**Objective**
Below is a listing to transcribe in full and exactly; keep the pictures out.

Excerpts from a figure dataset
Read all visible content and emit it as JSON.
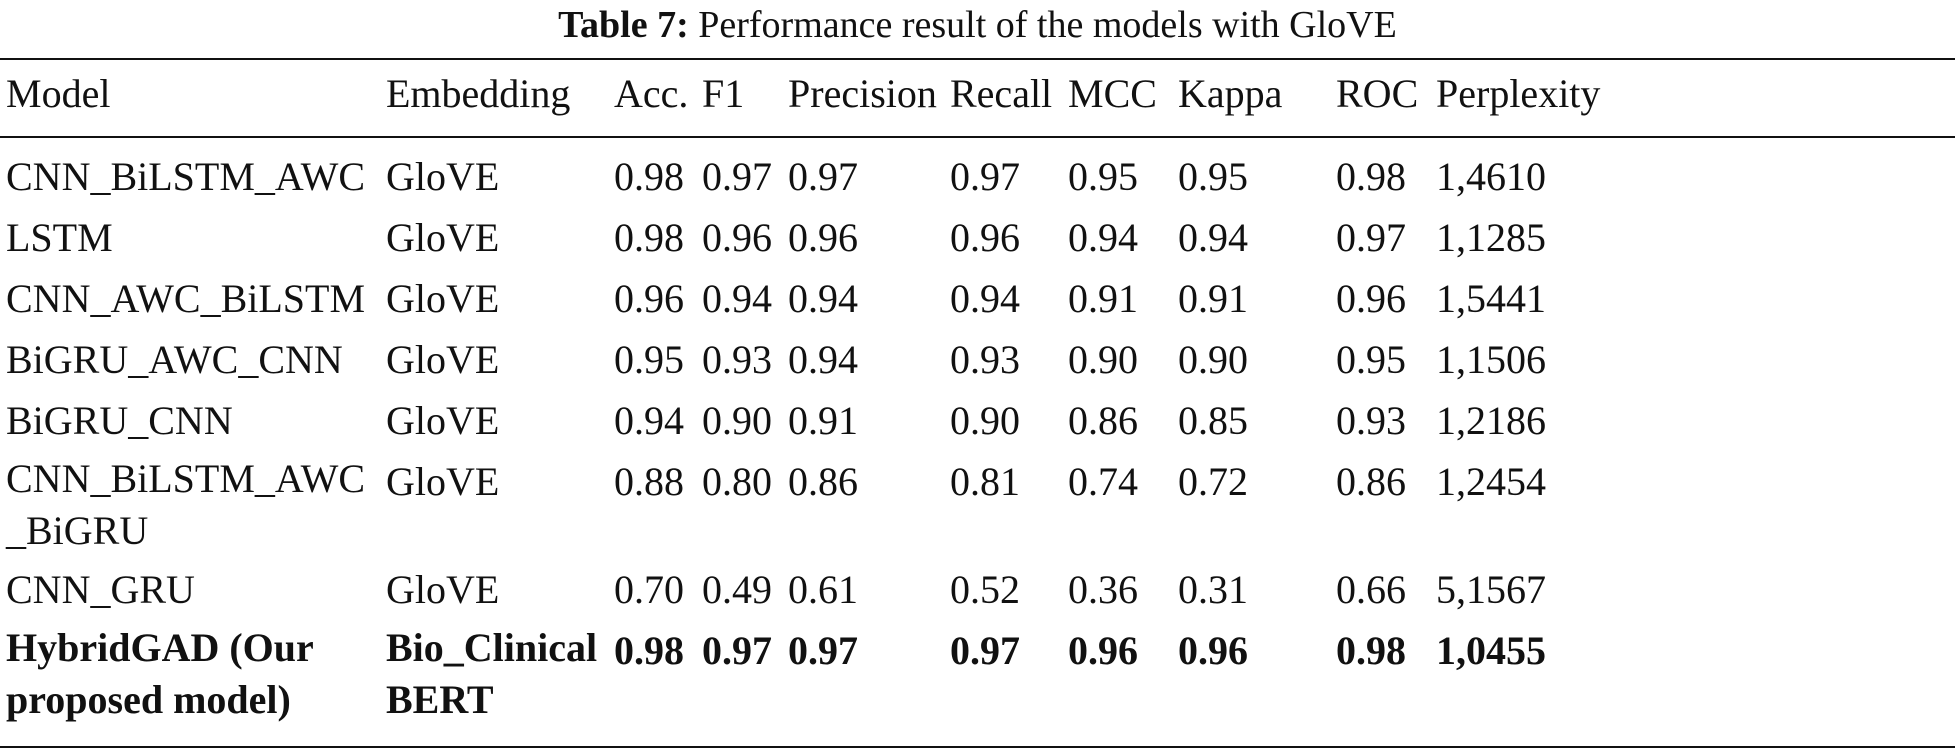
{
  "caption": {
    "label": "Table 7:",
    "text": "Performance result of the models with GloVE"
  },
  "table": {
    "headers": [
      "Model",
      "Embedding",
      "Acc.",
      "F1",
      "Precision",
      "Recall",
      "MCC",
      "Kappa",
      "ROC",
      "Perplexity"
    ],
    "rows": [
      [
        "CNN_BiLSTM_AWC",
        "GloVE",
        "0.98",
        "0.97",
        "0.97",
        "0.97",
        "0.95",
        "0.95",
        "0.98",
        "1,4610"
      ],
      [
        "LSTM",
        "GloVE",
        "0.98",
        "0.96",
        "0.96",
        "0.96",
        "0.94",
        "0.94",
        "0.97",
        "1,1285"
      ],
      [
        "CNN_AWC_BiLSTM",
        "GloVE",
        "0.96",
        "0.94",
        "0.94",
        "0.94",
        "0.91",
        "0.91",
        "0.96",
        "1,5441"
      ],
      [
        "BiGRU_AWC_CNN",
        "GloVE",
        "0.95",
        "0.93",
        "0.94",
        "0.93",
        "0.90",
        "0.90",
        "0.95",
        "1,1506"
      ],
      [
        "BiGRU_CNN",
        "GloVE",
        "0.94",
        "0.90",
        "0.91",
        "0.90",
        "0.86",
        "0.85",
        "0.93",
        "1,2186"
      ],
      [
        "CNN_BiLSTM_AWC _BiGRU",
        "GloVE",
        "0.88",
        "0.80",
        "0.86",
        "0.81",
        "0.74",
        "0.72",
        "0.86",
        "1,2454"
      ],
      [
        "CNN_GRU",
        "GloVE",
        "0.70",
        "0.49",
        "0.61",
        "0.52",
        "0.36",
        "0.31",
        "0.66",
        "5,1567"
      ],
      [
        "HybridGAD (Our proposed model)",
        "Bio_Clinical BERT",
        "0.98",
        "0.97",
        "0.97",
        "0.97",
        "0.96",
        "0.96",
        "0.98",
        "1,0455"
      ]
    ]
  }
}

**Solution to this exercise**
Read all visible content and emit it as JSON.
{
  "caption": {
    "label": "Table 7:",
    "text": "Performance result of the models with GloVE"
  },
  "table": {
    "headers": [
      "Model",
      "Embedding",
      "Acc.",
      "F1",
      "Precision",
      "Recall",
      "MCC",
      "Kappa",
      "ROC",
      "Perplexity"
    ],
    "rows": [
      [
        "CNN_BiLSTM_AWC",
        "GloVE",
        "0.98",
        "0.97",
        "0.97",
        "0.97",
        "0.95",
        "0.95",
        "0.98",
        "1,4610"
      ],
      [
        "LSTM",
        "GloVE",
        "0.98",
        "0.96",
        "0.96",
        "0.96",
        "0.94",
        "0.94",
        "0.97",
        "1,1285"
      ],
      [
        "CNN_AWC_BiLSTM",
        "GloVE",
        "0.96",
        "0.94",
        "0.94",
        "0.94",
        "0.91",
        "0.91",
        "0.96",
        "1,5441"
      ],
      [
        "BiGRU_AWC_CNN",
        "GloVE",
        "0.95",
        "0.93",
        "0.94",
        "0.93",
        "0.90",
        "0.90",
        "0.95",
        "1,1506"
      ],
      [
        "BiGRU_CNN",
        "GloVE",
        "0.94",
        "0.90",
        "0.91",
        "0.90",
        "0.86",
        "0.85",
        "0.93",
        "1,2186"
      ],
      [
        "CNN_BiLSTM_AWC _BiGRU",
        "GloVE",
        "0.88",
        "0.80",
        "0.86",
        "0.81",
        "0.74",
        "0.72",
        "0.86",
        "1,2454"
      ],
      [
        "CNN_GRU",
        "GloVE",
        "0.70",
        "0.49",
        "0.61",
        "0.52",
        "0.36",
        "0.31",
        "0.66",
        "5,1567"
      ],
      [
        "HybridGAD (Our proposed model)",
        "Bio_Clinical BERT",
        "0.98",
        "0.97",
        "0.97",
        "0.97",
        "0.96",
        "0.96",
        "0.98",
        "1,0455"
      ]
    ]
  }
}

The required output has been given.